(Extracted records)
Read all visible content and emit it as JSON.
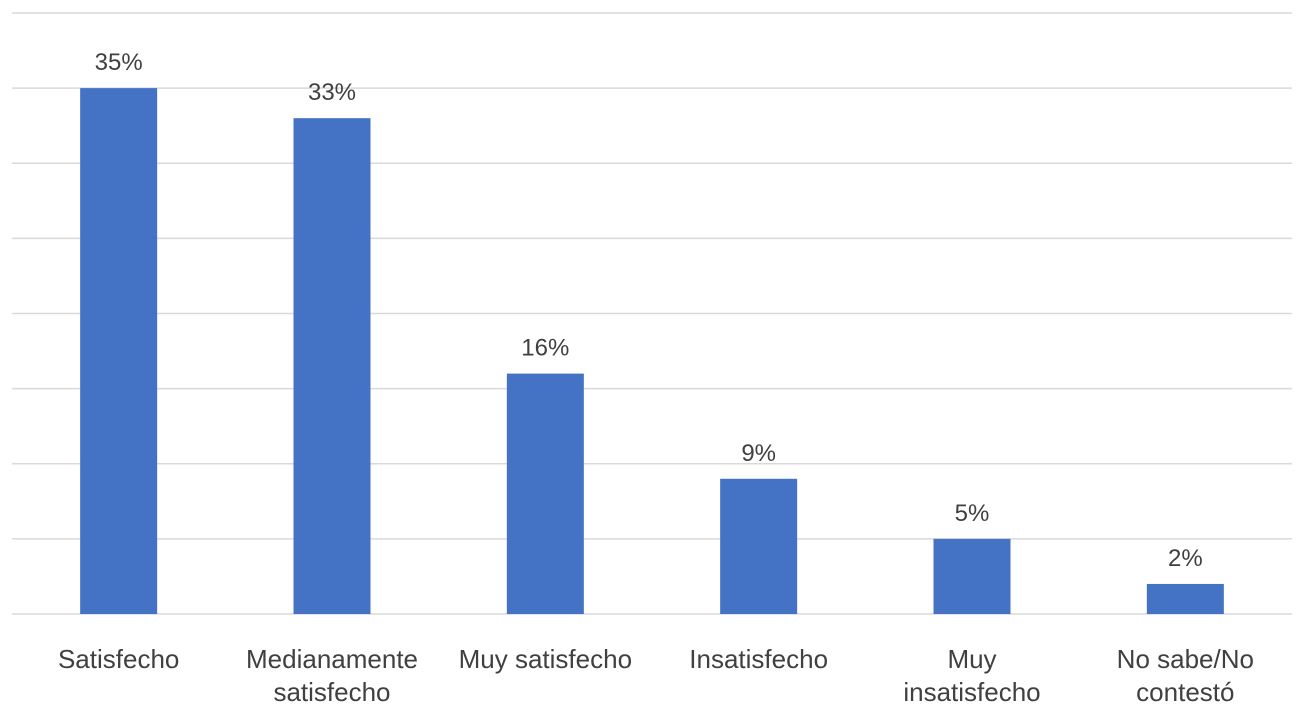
{
  "chart_data": {
    "type": "bar",
    "categories": [
      "Satisfecho",
      "Medianamente satisfecho",
      "Muy satisfecho",
      "Insatisfecho",
      "Muy insatisfecho",
      "No sabe/No contestó"
    ],
    "category_lines": [
      [
        "Satisfecho"
      ],
      [
        "Medianamente",
        "satisfecho"
      ],
      [
        "Muy satisfecho"
      ],
      [
        "Insatisfecho"
      ],
      [
        "Muy",
        "insatisfecho"
      ],
      [
        "No sabe/No",
        "contestó"
      ]
    ],
    "values": [
      35,
      33,
      16,
      9,
      5,
      2
    ],
    "data_labels": [
      "35%",
      "33%",
      "16%",
      "9%",
      "5%",
      "2%"
    ],
    "unit": "%",
    "ylim": [
      0,
      40
    ],
    "ytick_step": 5,
    "y_ticks_visible": false,
    "grid": true,
    "legend": "none",
    "bar_color": "#4472c4",
    "grid_color": "#d9d9d9",
    "text_color": "#404040"
  }
}
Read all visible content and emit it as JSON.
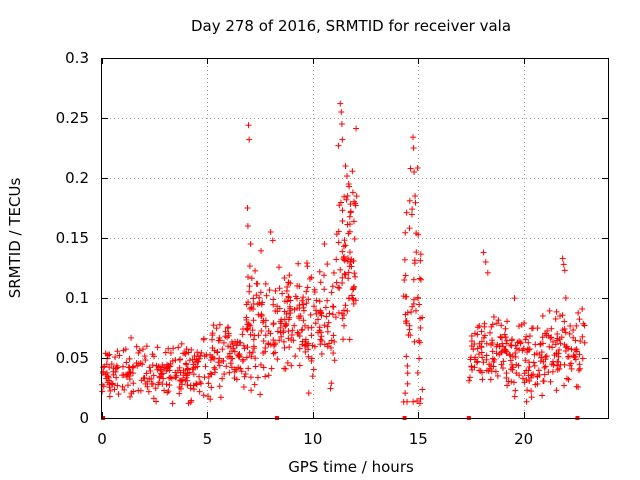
{
  "chart_data": {
    "type": "scatter",
    "title": "Day 278 of 2016, SRMTID for receiver vala",
    "xlabel": "GPS time / hours",
    "ylabel": "SRMTID / TECUs",
    "xlim": [
      0,
      24
    ],
    "ylim": [
      0,
      0.3
    ],
    "xticks": [
      0,
      5,
      10,
      15,
      20
    ],
    "xtick_labels": [
      "0",
      "5",
      "10",
      "15",
      "20"
    ],
    "yticks": [
      0,
      0.05,
      0.1,
      0.15,
      0.2,
      0.25,
      0.3
    ],
    "ytick_labels": [
      "0",
      "0.05",
      "0.1",
      "0.15",
      "0.2",
      "0.25",
      "0.3"
    ],
    "grid": true,
    "marker": "+",
    "series_color": "#ff0000",
    "gap_markers_x": [
      0.05,
      8.3,
      14.35,
      17.4,
      22.55
    ],
    "segments": [
      {
        "start": 0.0,
        "end": 4.0,
        "base": 0.038,
        "spread": 0.012,
        "n": 180
      },
      {
        "start": 4.0,
        "end": 5.2,
        "base": 0.04,
        "spread": 0.013,
        "n": 60
      },
      {
        "start": 5.2,
        "end": 6.8,
        "base": 0.052,
        "spread": 0.014,
        "n": 80
      },
      {
        "start": 6.8,
        "end": 7.6,
        "base": 0.075,
        "spread": 0.03,
        "n": 60
      },
      {
        "start": 7.6,
        "end": 9.5,
        "base": 0.08,
        "spread": 0.022,
        "n": 110
      },
      {
        "start": 9.5,
        "end": 11.1,
        "base": 0.078,
        "spread": 0.022,
        "n": 90
      },
      {
        "start": 11.1,
        "end": 12.1,
        "base": 0.14,
        "spread": 0.04,
        "n": 80
      },
      {
        "start": 14.3,
        "end": 15.2,
        "base": 0.095,
        "spread": 0.05,
        "n": 60
      },
      {
        "start": 17.4,
        "end": 22.9,
        "base": 0.055,
        "spread": 0.016,
        "n": 280
      }
    ],
    "peaks": [
      {
        "x": 6.95,
        "y": 0.244
      },
      {
        "x": 6.98,
        "y": 0.232
      },
      {
        "x": 6.9,
        "y": 0.175
      },
      {
        "x": 6.92,
        "y": 0.16
      },
      {
        "x": 7.05,
        "y": 0.145
      },
      {
        "x": 8.0,
        "y": 0.155
      },
      {
        "x": 8.1,
        "y": 0.148
      },
      {
        "x": 10.55,
        "y": 0.145
      },
      {
        "x": 11.3,
        "y": 0.262
      },
      {
        "x": 11.35,
        "y": 0.255
      },
      {
        "x": 11.38,
        "y": 0.245
      },
      {
        "x": 11.4,
        "y": 0.232
      },
      {
        "x": 11.55,
        "y": 0.21
      },
      {
        "x": 11.7,
        "y": 0.195
      },
      {
        "x": 11.9,
        "y": 0.188
      },
      {
        "x": 14.75,
        "y": 0.234
      },
      {
        "x": 14.78,
        "y": 0.225
      },
      {
        "x": 14.8,
        "y": 0.205
      },
      {
        "x": 14.85,
        "y": 0.185
      },
      {
        "x": 14.6,
        "y": 0.181
      },
      {
        "x": 14.9,
        "y": 0.154
      },
      {
        "x": 18.1,
        "y": 0.138
      },
      {
        "x": 18.2,
        "y": 0.13
      },
      {
        "x": 18.3,
        "y": 0.121
      },
      {
        "x": 21.85,
        "y": 0.133
      },
      {
        "x": 21.9,
        "y": 0.128
      },
      {
        "x": 21.95,
        "y": 0.123
      },
      {
        "x": 22.0,
        "y": 0.1
      }
    ]
  }
}
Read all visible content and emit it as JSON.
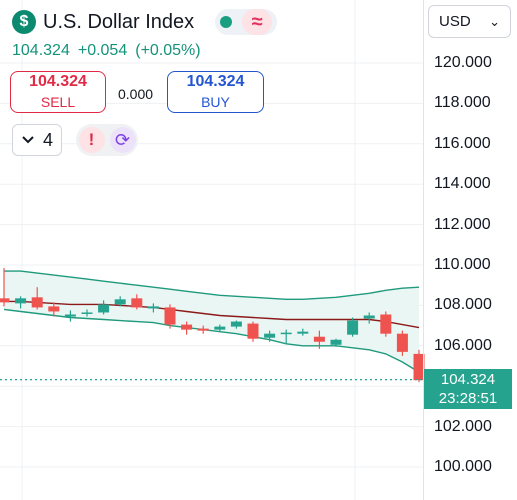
{
  "header": {
    "symbol_icon": "dollar-sign-icon",
    "symbol_name": "U.S. Dollar Index",
    "status_icon": "market-open-dot-icon",
    "approx_icon": "approx-sign-icon",
    "last_price": "104.324",
    "change": "+0.054",
    "change_pct": "(+0.05%)",
    "colors": {
      "up": "#14937b",
      "sell": "#e12a45",
      "buy": "#2456d2"
    }
  },
  "trade": {
    "sell_price": "104.324",
    "sell_label": "SELL",
    "spread": "0.000",
    "buy_price": "104.324",
    "buy_label": "BUY"
  },
  "toolbar": {
    "interval_icon": "chevron-down-icon",
    "interval_value": "4",
    "alert_icon": "exclamation-icon",
    "refresh_icon": "refresh-icon"
  },
  "currency": {
    "selected": "USD",
    "chevron": "⌄"
  },
  "price_label": {
    "price": "104.324",
    "countdown": "23:28:51"
  },
  "chart_data": {
    "type": "candlestick",
    "ylim": [
      99.0,
      122.5
    ],
    "y_ticks": [
      "120.000",
      "118.000",
      "116.000",
      "114.000",
      "112.000",
      "110.000",
      "108.000",
      "106.000",
      "104.000",
      "102.000",
      "100.000"
    ],
    "candles": [
      {
        "o": 108.35,
        "h": 109.85,
        "l": 107.95,
        "c": 108.15
      },
      {
        "o": 108.1,
        "h": 108.45,
        "l": 107.85,
        "c": 108.35
      },
      {
        "o": 108.4,
        "h": 108.9,
        "l": 107.8,
        "c": 107.9
      },
      {
        "o": 107.95,
        "h": 108.15,
        "l": 107.45,
        "c": 107.7
      },
      {
        "o": 107.45,
        "h": 107.75,
        "l": 107.2,
        "c": 107.55
      },
      {
        "o": 107.6,
        "h": 107.8,
        "l": 107.45,
        "c": 107.65
      },
      {
        "o": 107.65,
        "h": 108.25,
        "l": 107.55,
        "c": 108.05
      },
      {
        "o": 108.05,
        "h": 108.45,
        "l": 107.95,
        "c": 108.3
      },
      {
        "o": 108.35,
        "h": 108.55,
        "l": 107.8,
        "c": 107.9
      },
      {
        "o": 107.85,
        "h": 108.1,
        "l": 107.65,
        "c": 107.95
      },
      {
        "o": 107.9,
        "h": 108.05,
        "l": 106.85,
        "c": 107.05
      },
      {
        "o": 107.05,
        "h": 107.2,
        "l": 106.55,
        "c": 106.8
      },
      {
        "o": 106.85,
        "h": 107.0,
        "l": 106.6,
        "c": 106.75
      },
      {
        "o": 106.8,
        "h": 107.05,
        "l": 106.7,
        "c": 106.95
      },
      {
        "o": 106.95,
        "h": 107.25,
        "l": 106.85,
        "c": 107.2
      },
      {
        "o": 107.1,
        "h": 107.2,
        "l": 106.2,
        "c": 106.35
      },
      {
        "o": 106.4,
        "h": 106.75,
        "l": 106.2,
        "c": 106.6
      },
      {
        "o": 106.6,
        "h": 106.8,
        "l": 106.1,
        "c": 106.65
      },
      {
        "o": 106.6,
        "h": 106.85,
        "l": 106.5,
        "c": 106.7
      },
      {
        "o": 106.45,
        "h": 106.75,
        "l": 105.85,
        "c": 106.2
      },
      {
        "o": 106.05,
        "h": 106.35,
        "l": 105.95,
        "c": 106.3
      },
      {
        "o": 106.55,
        "h": 107.4,
        "l": 106.45,
        "c": 107.25
      },
      {
        "o": 107.35,
        "h": 107.65,
        "l": 107.1,
        "c": 107.5
      },
      {
        "o": 107.55,
        "h": 107.7,
        "l": 106.45,
        "c": 106.6
      },
      {
        "o": 106.6,
        "h": 106.75,
        "l": 105.5,
        "c": 105.7
      },
      {
        "o": 105.6,
        "h": 105.8,
        "l": 104.2,
        "c": 104.3
      }
    ],
    "bands": {
      "upper": [
        109.7,
        109.7,
        109.6,
        109.5,
        109.4,
        109.3,
        109.2,
        109.1,
        109.0,
        108.9,
        108.8,
        108.7,
        108.6,
        108.5,
        108.45,
        108.4,
        108.35,
        108.3,
        108.3,
        108.35,
        108.4,
        108.5,
        108.6,
        108.75,
        108.85,
        108.9
      ],
      "middle": [
        108.2,
        108.2,
        108.15,
        108.1,
        108.05,
        108.05,
        108.05,
        108.0,
        107.95,
        107.9,
        107.8,
        107.7,
        107.6,
        107.5,
        107.45,
        107.4,
        107.35,
        107.3,
        107.3,
        107.3,
        107.3,
        107.3,
        107.3,
        107.2,
        107.05,
        106.9
      ],
      "lower": [
        107.8,
        107.7,
        107.6,
        107.5,
        107.4,
        107.35,
        107.3,
        107.25,
        107.2,
        107.15,
        107.0,
        106.9,
        106.8,
        106.7,
        106.6,
        106.45,
        106.3,
        106.1,
        106.0,
        106.0,
        106.0,
        105.9,
        105.8,
        105.6,
        105.2,
        104.7
      ]
    },
    "last_price": 104.324,
    "colors": {
      "up": "#26a38f",
      "down": "#ef5350",
      "band": "#1f9a7d",
      "band_fill": "#eaf6f4",
      "basis": "#8b1a1a",
      "grid": "#eef0f3"
    }
  }
}
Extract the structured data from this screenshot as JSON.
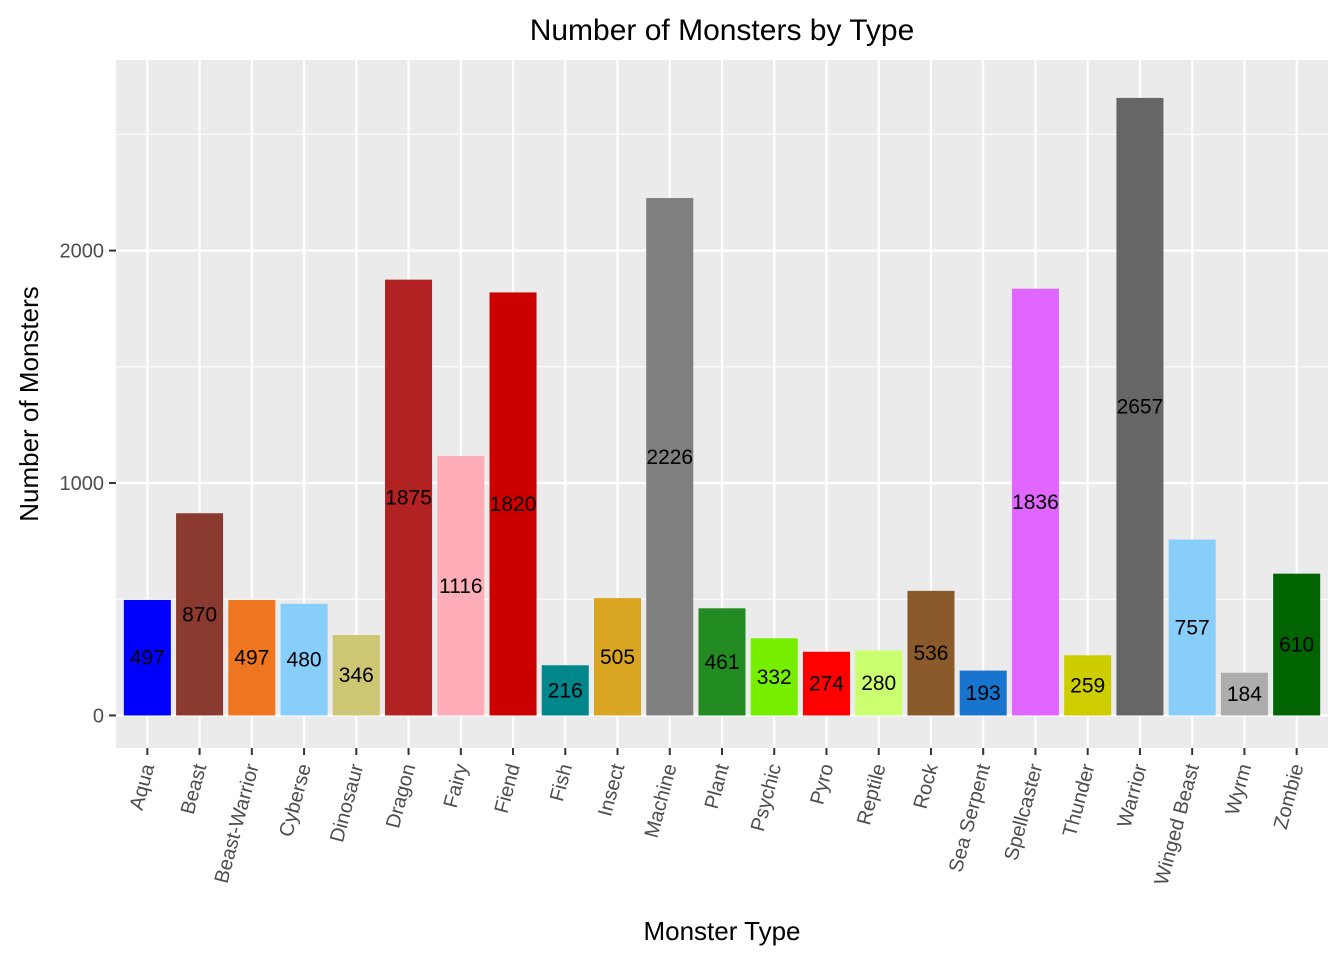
{
  "chart_data": {
    "type": "bar",
    "title": "Number of Monsters by Type",
    "xlabel": "Monster Type",
    "ylabel": "Number of Monsters",
    "ylim": [
      -140,
      2820
    ],
    "yticks": [
      0,
      1000,
      2000
    ],
    "grid": true,
    "legend": "none",
    "categories": [
      "Aqua",
      "Beast",
      "Beast-Warrior",
      "Cyberse",
      "Dinosaur",
      "Dragon",
      "Fairy",
      "Fiend",
      "Fish",
      "Insect",
      "Machine",
      "Plant",
      "Psychic",
      "Pyro",
      "Reptile",
      "Rock",
      "Sea Serpent",
      "Spellcaster",
      "Thunder",
      "Warrior",
      "Winged Beast",
      "Wyrm",
      "Zombie"
    ],
    "values": [
      497,
      870,
      497,
      480,
      346,
      1875,
      1116,
      1820,
      216,
      505,
      2226,
      461,
      332,
      274,
      280,
      536,
      193,
      1836,
      259,
      2657,
      757,
      184,
      610
    ],
    "colors": [
      "#0000FF",
      "#8B3A2F",
      "#EE7621",
      "#87CEFA",
      "#CDC673",
      "#B22222",
      "#FFAEB9",
      "#CD0000",
      "#00868B",
      "#DAA520",
      "#7F7F7F",
      "#228B22",
      "#76EE00",
      "#FF0000",
      "#CAFF70",
      "#8B5A2B",
      "#1874CD",
      "#E066FF",
      "#CDCD00",
      "#666666",
      "#87CEFA",
      "#ADADAD",
      "#006400"
    ]
  }
}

-- WHAT YOU NEED TO DO --
Indicate how many lines of the material contain the string "SRMTID", giving the number and nothing more.

-- EXERCISE SOLUTION --
2